Would you return all of this data exactly, leaving nothing out?

** START Material for this task **

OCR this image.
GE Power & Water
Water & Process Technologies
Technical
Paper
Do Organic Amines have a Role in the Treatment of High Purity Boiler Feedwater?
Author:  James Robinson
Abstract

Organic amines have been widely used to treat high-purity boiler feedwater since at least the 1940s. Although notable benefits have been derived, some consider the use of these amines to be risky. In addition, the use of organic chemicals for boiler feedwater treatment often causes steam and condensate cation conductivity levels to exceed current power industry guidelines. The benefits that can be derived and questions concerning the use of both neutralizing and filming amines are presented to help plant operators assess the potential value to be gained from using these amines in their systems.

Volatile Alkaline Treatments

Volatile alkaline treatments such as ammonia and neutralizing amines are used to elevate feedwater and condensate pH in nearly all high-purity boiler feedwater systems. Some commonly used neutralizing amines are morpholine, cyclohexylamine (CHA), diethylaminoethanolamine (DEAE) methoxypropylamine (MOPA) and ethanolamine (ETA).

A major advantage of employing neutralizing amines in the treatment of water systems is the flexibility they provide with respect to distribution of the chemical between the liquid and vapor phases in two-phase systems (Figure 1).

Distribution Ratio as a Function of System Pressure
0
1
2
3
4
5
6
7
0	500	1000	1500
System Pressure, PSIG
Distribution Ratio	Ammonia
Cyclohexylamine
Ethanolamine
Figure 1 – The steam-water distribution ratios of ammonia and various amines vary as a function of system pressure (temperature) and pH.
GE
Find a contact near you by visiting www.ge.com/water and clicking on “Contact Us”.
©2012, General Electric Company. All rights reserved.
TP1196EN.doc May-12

** END Material for this task **

Finished answer:
OCR this image.
GE Power & Water
Water & Process Technologies
Technical
Paper
Do Organic Amines have a Role in the Treatment of High Purity Boiler Feedwater?
Author:  James Robinson
Abstract

Organic amines have been widely used to treat high-purity boiler feedwater since at least the 1940s. Although notable benefits have been derived, some consider the use of these amines to be risky. In addition, the use of organic chemicals for boiler feedwater treatment often causes steam and condensate cation conductivity levels to exceed current power industry guidelines. The benefits that can be derived and questions concerning the use of both neutralizing and filming amines are presented to help plant operators assess the potential value to be gained from using these amines in their systems.

Volatile Alkaline Treatments

Volatile alkaline treatments such as ammonia and neutralizing amines are used to elevate feedwater and condensate pH in nearly all high-purity boiler feedwater systems. Some commonly used neutralizing amines are morpholine, cyclohexylamine (CHA), diethylaminoethanolamine (DEAE) methoxypropylamine (MOPA) and ethanolamine (ETA).

A major advantage of employing neutralizing amines in the treatment of water systems is the flexibility they provide with respect to distribution of the chemical between the liquid and vapor phases in two-phase systems (Figure 1).

Distribution Ratio as a Function of System Pressure
0
1
2
3
4
5
6
7
0	500	1000	1500
System Pressure, PSIG
Distribution Ratio	Ammonia
Cyclohexylamine
Ethanolamine
Figure 1 – The steam-water distribution ratios of ammonia and various amines vary as a function of system pressure (temperature) and pH.
GE
Find a contact near you by visiting www.ge.com/water and clicking on “Contact Us”.
©2012, General Electric Company. All rights reserved.
TP1196EN.doc May-12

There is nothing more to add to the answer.